— Request —
Filter for the word "JSON" and keep each matching line.
........
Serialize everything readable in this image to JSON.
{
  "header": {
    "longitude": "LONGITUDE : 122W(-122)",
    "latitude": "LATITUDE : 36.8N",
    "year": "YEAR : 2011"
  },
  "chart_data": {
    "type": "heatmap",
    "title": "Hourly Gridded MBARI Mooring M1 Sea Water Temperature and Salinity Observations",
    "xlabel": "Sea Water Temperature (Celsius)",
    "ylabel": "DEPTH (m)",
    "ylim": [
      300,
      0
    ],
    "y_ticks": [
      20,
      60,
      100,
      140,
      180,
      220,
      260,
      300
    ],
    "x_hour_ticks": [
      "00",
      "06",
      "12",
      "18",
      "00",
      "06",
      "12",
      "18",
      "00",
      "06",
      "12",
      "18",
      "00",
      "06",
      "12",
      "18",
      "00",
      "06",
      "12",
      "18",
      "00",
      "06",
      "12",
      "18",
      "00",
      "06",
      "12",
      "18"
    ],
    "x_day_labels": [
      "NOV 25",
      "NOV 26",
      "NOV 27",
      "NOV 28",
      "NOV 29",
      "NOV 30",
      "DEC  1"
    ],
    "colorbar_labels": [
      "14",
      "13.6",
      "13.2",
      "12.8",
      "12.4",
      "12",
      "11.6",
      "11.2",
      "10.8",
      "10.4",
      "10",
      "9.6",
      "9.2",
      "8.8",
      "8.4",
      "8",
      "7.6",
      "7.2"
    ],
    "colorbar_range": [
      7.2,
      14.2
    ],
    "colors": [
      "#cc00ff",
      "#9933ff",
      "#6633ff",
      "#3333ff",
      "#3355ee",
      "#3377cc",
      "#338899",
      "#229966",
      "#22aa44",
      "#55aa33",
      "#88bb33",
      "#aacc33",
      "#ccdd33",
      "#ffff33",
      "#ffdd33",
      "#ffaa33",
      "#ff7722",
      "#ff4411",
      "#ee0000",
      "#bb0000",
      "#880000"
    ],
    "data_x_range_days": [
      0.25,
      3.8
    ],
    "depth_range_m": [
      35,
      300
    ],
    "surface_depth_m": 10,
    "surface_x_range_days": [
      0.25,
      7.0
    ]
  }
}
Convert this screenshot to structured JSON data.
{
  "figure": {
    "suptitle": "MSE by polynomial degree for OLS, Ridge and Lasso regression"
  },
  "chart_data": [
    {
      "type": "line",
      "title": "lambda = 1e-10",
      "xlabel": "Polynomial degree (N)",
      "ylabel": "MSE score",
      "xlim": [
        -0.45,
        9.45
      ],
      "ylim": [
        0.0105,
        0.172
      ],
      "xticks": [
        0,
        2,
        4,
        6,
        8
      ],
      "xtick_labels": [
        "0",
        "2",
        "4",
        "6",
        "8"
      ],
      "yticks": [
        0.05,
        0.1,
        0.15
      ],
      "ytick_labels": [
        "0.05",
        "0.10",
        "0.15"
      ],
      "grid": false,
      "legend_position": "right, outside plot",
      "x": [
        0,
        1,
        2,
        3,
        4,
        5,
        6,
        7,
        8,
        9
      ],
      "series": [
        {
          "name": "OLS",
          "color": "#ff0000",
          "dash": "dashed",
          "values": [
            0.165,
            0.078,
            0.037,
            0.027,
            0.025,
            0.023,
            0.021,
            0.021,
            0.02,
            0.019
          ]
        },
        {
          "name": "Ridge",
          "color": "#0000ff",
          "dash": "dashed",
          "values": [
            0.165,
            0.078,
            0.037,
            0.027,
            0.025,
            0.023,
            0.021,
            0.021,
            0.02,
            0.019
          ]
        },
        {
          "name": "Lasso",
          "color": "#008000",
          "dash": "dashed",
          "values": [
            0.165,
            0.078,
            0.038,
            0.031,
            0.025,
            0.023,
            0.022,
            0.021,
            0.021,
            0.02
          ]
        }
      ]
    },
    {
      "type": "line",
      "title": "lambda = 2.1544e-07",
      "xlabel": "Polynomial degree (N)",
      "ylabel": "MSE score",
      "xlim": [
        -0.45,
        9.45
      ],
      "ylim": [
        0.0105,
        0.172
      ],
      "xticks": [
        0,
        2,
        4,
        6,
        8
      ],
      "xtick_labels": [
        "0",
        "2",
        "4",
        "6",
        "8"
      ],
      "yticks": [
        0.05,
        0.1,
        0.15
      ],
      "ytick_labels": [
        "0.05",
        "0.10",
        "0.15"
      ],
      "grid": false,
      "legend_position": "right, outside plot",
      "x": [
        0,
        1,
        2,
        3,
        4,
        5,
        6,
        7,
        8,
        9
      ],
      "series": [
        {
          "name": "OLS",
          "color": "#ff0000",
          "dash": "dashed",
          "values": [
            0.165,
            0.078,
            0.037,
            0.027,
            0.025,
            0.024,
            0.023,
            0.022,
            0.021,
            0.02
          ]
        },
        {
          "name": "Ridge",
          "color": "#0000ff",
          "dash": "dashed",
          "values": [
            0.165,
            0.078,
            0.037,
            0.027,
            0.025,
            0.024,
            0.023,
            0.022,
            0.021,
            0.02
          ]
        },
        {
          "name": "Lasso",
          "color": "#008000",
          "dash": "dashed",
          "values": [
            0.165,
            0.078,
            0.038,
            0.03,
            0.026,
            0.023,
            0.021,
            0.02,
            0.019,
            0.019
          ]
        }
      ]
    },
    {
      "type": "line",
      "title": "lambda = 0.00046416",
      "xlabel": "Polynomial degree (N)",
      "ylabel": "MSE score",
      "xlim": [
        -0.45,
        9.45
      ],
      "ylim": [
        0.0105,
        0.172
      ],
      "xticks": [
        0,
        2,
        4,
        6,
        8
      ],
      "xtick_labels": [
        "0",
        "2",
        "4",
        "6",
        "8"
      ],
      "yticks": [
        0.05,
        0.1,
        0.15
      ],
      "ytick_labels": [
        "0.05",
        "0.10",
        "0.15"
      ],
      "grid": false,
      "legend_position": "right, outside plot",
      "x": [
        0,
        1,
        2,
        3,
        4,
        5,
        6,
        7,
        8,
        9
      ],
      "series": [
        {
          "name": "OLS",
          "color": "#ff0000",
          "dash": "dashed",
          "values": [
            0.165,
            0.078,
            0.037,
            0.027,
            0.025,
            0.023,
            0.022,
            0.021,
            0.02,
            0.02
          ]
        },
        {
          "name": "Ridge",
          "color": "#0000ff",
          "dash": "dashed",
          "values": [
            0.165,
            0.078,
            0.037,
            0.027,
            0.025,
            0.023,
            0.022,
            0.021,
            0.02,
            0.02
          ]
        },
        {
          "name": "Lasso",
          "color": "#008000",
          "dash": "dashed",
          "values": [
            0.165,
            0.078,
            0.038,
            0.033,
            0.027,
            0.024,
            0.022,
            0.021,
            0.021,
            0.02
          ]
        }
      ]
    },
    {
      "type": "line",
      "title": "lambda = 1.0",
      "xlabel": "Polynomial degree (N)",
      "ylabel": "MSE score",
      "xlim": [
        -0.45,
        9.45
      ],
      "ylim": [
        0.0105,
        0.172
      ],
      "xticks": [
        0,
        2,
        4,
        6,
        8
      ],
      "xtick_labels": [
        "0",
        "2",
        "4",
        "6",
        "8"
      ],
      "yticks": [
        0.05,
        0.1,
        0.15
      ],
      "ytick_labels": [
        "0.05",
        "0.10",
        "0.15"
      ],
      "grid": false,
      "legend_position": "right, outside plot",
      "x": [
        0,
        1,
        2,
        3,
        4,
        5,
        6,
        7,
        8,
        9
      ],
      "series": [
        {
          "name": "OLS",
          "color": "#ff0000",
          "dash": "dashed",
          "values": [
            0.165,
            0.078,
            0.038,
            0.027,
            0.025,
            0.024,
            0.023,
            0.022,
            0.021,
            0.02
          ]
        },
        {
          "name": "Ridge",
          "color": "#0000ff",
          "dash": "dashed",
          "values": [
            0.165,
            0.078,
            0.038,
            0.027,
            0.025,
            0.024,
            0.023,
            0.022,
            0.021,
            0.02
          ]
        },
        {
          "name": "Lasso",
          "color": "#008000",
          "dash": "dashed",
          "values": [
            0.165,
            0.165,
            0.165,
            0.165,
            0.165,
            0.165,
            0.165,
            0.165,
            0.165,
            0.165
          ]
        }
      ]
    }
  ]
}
........
— The response —
Serialize everything readable in this image to JSON.
Convert this screenshot to structured JSON data.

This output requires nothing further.